- **ITEMS**
----------------
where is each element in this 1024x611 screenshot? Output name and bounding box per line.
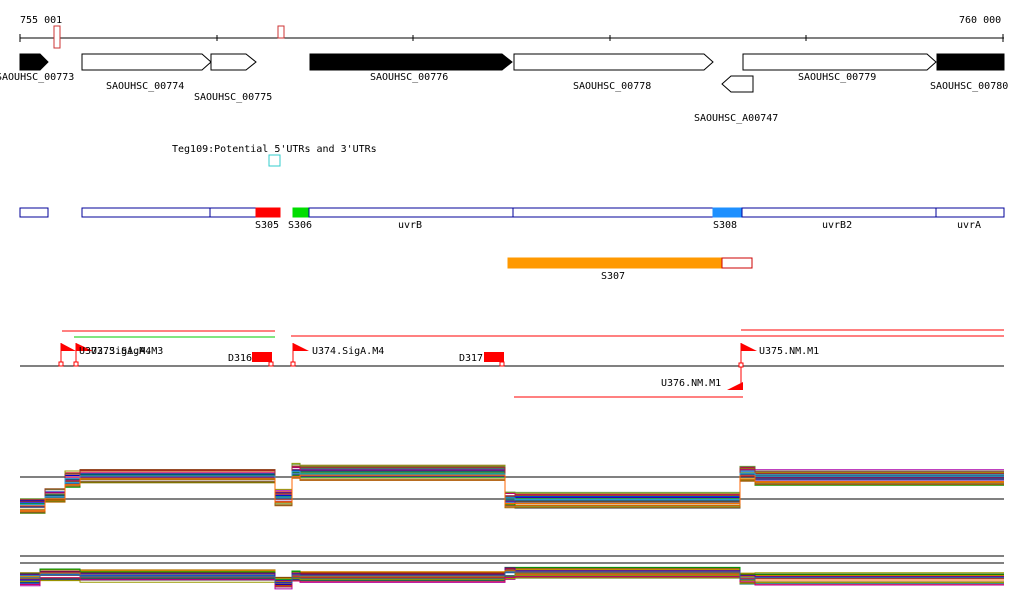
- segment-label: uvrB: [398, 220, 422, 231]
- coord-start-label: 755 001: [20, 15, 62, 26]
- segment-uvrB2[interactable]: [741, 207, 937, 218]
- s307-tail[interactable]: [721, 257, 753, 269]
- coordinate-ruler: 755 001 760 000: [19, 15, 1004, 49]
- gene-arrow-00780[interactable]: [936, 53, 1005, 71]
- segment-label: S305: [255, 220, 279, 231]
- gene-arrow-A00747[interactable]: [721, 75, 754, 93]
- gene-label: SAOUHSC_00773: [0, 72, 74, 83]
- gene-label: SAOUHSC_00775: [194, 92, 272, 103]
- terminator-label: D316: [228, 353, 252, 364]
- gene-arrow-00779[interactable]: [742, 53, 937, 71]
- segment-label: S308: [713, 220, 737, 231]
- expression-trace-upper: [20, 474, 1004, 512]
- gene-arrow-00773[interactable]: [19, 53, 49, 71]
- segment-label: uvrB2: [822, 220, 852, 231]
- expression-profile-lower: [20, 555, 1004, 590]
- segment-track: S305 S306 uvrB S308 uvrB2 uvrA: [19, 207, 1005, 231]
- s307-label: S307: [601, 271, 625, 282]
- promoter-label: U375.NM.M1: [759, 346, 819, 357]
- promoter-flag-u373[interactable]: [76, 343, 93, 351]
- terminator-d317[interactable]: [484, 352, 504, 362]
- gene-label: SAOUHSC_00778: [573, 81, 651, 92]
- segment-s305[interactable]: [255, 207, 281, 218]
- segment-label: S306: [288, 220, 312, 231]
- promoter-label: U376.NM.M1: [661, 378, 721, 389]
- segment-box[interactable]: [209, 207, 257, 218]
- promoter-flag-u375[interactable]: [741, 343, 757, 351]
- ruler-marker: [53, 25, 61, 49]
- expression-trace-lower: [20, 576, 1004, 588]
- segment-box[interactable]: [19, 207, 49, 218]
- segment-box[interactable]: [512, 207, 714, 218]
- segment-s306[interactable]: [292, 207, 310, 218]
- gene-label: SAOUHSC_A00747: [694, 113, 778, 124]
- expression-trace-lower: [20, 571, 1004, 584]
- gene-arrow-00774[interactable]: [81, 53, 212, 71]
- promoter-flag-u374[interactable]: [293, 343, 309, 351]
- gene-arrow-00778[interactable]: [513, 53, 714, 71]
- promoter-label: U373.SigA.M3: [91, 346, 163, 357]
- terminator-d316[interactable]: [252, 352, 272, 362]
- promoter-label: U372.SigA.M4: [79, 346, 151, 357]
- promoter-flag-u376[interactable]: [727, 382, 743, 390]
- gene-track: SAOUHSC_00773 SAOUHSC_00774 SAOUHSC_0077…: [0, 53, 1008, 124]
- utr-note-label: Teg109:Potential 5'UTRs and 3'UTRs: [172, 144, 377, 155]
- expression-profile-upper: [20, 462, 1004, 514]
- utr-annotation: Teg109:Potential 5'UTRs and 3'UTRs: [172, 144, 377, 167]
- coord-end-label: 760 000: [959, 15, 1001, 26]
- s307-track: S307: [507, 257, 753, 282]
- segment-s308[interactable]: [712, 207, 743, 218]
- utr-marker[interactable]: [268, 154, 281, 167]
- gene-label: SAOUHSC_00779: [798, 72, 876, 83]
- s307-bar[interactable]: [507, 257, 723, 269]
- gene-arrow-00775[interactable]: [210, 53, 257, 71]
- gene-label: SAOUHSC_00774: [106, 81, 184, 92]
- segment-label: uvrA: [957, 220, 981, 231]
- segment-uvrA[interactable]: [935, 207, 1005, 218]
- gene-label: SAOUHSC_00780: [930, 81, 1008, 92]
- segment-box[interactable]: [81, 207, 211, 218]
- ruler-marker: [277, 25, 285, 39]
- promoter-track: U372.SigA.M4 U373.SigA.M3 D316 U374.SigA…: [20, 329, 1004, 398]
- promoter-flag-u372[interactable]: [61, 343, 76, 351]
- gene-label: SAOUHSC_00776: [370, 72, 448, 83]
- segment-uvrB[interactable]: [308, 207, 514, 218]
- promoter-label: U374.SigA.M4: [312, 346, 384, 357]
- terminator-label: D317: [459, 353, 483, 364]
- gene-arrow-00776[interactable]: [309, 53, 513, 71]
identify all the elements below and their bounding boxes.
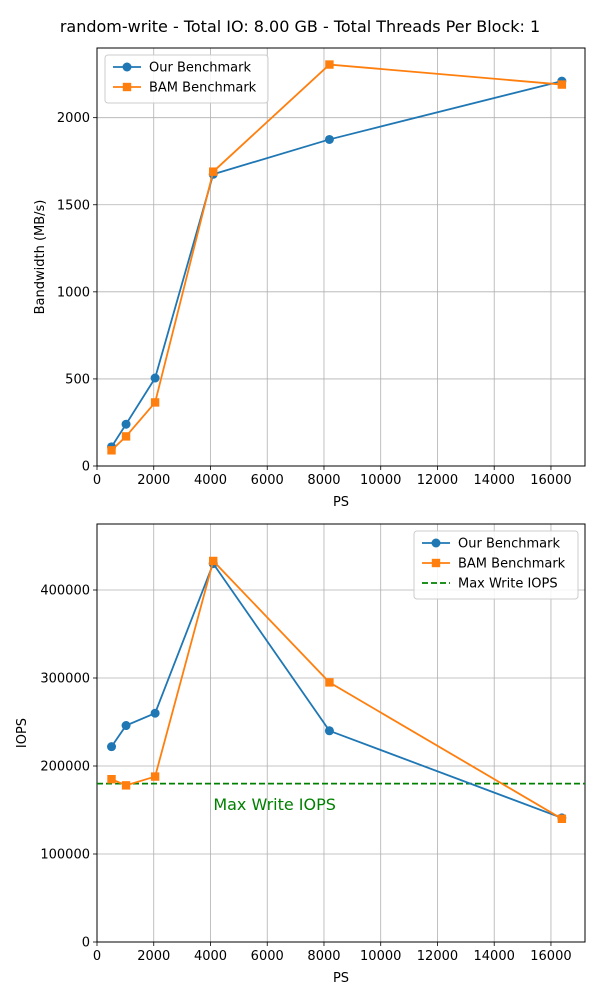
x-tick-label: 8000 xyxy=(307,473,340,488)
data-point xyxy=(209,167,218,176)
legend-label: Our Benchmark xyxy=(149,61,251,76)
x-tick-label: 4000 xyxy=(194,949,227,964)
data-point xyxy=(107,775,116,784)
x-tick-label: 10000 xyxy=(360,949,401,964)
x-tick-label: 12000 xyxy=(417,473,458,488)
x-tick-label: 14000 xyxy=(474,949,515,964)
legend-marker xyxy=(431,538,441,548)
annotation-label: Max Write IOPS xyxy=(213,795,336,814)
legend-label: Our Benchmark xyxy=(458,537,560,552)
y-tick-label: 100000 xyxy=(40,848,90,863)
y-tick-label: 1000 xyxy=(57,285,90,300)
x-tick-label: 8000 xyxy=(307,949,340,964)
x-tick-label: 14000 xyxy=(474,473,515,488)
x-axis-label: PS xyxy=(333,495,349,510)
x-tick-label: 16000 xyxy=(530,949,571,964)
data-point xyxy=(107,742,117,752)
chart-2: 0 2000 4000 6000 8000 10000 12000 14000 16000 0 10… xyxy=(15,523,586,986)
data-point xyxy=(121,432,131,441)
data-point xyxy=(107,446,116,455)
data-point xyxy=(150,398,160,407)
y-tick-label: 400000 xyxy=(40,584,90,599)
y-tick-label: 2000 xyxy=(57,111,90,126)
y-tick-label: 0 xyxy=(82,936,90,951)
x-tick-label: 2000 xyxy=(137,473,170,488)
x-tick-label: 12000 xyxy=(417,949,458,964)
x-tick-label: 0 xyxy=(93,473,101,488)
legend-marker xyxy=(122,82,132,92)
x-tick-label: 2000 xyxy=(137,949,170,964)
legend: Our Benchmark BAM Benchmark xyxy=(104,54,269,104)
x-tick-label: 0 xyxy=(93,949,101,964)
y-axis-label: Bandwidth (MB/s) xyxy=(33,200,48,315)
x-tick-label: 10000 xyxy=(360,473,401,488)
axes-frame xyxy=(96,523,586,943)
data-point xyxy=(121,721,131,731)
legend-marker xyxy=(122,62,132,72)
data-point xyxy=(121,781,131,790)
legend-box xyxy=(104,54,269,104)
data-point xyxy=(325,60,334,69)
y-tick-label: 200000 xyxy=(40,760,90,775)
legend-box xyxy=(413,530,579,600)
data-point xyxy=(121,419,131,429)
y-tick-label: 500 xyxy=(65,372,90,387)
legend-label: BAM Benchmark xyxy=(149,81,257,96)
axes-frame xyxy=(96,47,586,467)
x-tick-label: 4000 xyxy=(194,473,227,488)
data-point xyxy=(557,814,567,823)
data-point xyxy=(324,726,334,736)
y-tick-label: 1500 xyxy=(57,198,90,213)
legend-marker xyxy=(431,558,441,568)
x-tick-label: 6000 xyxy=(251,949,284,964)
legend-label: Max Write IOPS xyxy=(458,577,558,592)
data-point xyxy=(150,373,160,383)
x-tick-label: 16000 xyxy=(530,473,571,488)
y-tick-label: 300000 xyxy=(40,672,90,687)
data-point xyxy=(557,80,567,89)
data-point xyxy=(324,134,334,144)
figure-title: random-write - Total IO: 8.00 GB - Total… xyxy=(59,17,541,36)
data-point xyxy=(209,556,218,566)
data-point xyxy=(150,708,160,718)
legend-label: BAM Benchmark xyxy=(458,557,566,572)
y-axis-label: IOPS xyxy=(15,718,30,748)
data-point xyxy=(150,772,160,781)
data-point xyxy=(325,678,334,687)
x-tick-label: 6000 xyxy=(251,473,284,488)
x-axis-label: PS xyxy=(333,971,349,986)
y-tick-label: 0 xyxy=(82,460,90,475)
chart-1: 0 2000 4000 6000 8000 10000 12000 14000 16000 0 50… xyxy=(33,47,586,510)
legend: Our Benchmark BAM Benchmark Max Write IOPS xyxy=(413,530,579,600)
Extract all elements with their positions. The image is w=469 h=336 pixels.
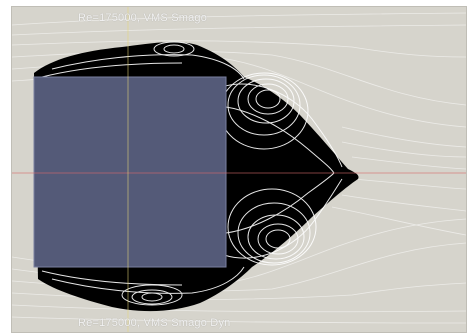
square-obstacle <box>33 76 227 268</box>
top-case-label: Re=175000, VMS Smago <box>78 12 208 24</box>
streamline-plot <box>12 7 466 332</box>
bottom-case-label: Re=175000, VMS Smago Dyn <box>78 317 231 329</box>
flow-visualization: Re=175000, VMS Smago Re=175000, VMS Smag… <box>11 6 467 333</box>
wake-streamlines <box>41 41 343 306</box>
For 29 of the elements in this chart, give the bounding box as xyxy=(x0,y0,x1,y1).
----------------
- **TASK DETAILS**
Please number the lines of the data from the one containing "square-obstacle <box>33 76 227 268</box>" through the last line, inclusive, as a list, skipping any blank lines.

- **COMPLETE RESPONSE**
1. square-obstacle <box>33 76 227 268</box>
2. top-case-label: Re=175000, VMS Smago <box>78 12 208 24</box>
3. streamline-plot <box>12 7 466 332</box>
4. bottom-case-label: Re=175000, VMS Smago Dyn <box>78 317 231 329</box>
5. flow-visualization: Re=175000, VMS Smago Re=175000, VMS Smag… <box>11 6 467 333</box>
6. wake-streamlines <box>41 41 343 306</box>
7. For 29 of the elements in this chart, give the bounding box as xyxy=(x0,y0,x1,y1).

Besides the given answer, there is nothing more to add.